• [Exercise goal] Reproduce all the material exactly, minus any pictures it holds.

• [Given records]

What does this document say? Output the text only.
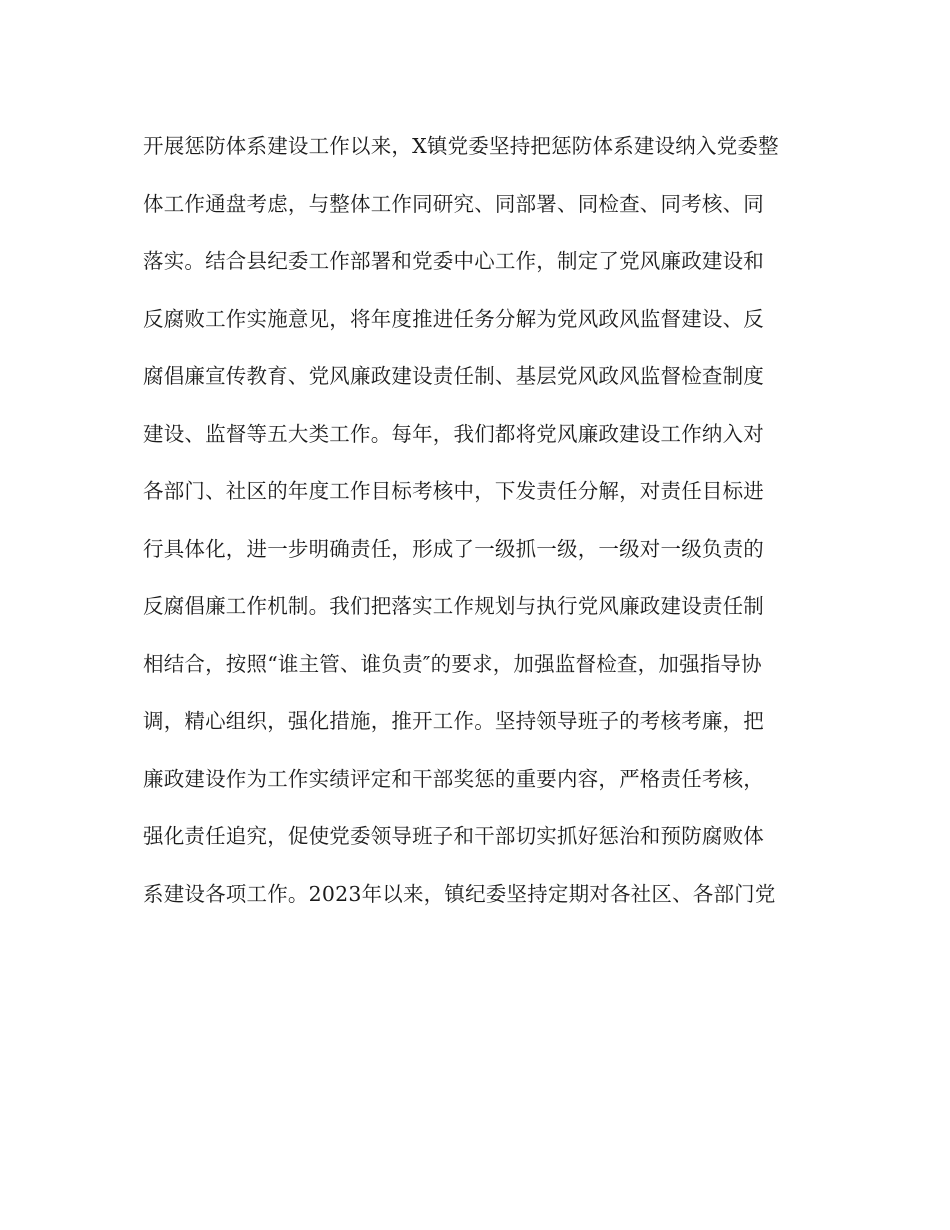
开展惩防体系建设工作以来，X镇党委坚持把惩防体系建设纳入党委整
体工作通盘考虑，与整体工作同研究、同部署、同检查、同考核、同
落实。结合县纪委工作部署和党委中心工作，制定了党风廉政建设和
反腐败工作实施意见，将年度推进任务分解为党风政风监督建设、反
腐倡廉宣传教育、党风廉政建设责任制、基层党风政风监督检查制度
建设、监督等五大类工作。每年，我们都将党风廉政建设工作纳入对
各部门、社区的年度工作目标考核中，下发责任分解，对责任目标进
行具体化，进一步明确责任，形成了一级抓一级，一级对一级负责的
反腐倡廉工作机制。我们把落实工作规划与执行党风廉政建设责任制
相结合，按照“谁主管、谁负责″的要求，加强监督检查，加强指导协
调，精心组织，强化措施，推开工作。坚持领导班子的考核考廉，把
廉政建设作为工作实绩评定和干部奖惩的重要内容，严格责任考核，
强化责任追究，促使党委领导班子和干部切实抓好惩治和预防腐败体
系建设各项工作。2023年以来，镇纪委坚持定期对各社区、各部门党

• [Task response]
What does this document say? Output the text only.
开展惩防体系建设工作以来，X镇党委坚持把惩防体系建设纳入党委整
体工作通盘考虑，与整体工作同研究、同部署、同检查、同考核、同
落实。结合县纪委工作部署和党委中心工作，制定了党风廉政建设和
反腐败工作实施意见，将年度推进任务分解为党风政风监督建设、反
腐倡廉宣传教育、党风廉政建设责任制、基层党风政风监督检查制度
建设、监督等五大类工作。每年，我们都将党风廉政建设工作纳入对
各部门、社区的年度工作目标考核中，下发责任分解，对责任目标进
行具体化，进一步明确责任，形成了一级抓一级，一级对一级负责的
反腐倡廉工作机制。我们把落实工作规划与执行党风廉政建设责任制
相结合，按照“谁主管、谁负责″的要求，加强监督检查，加强指导协
调，精心组织，强化措施，推开工作。坚持领导班子的考核考廉，把
廉政建设作为工作实绩评定和干部奖惩的重要内容，严格责任考核，
强化责任追究，促使党委领导班子和干部切实抓好惩治和预防腐败体
系建设各项工作。2023年以来，镇纪委坚持定期对各社区、各部门党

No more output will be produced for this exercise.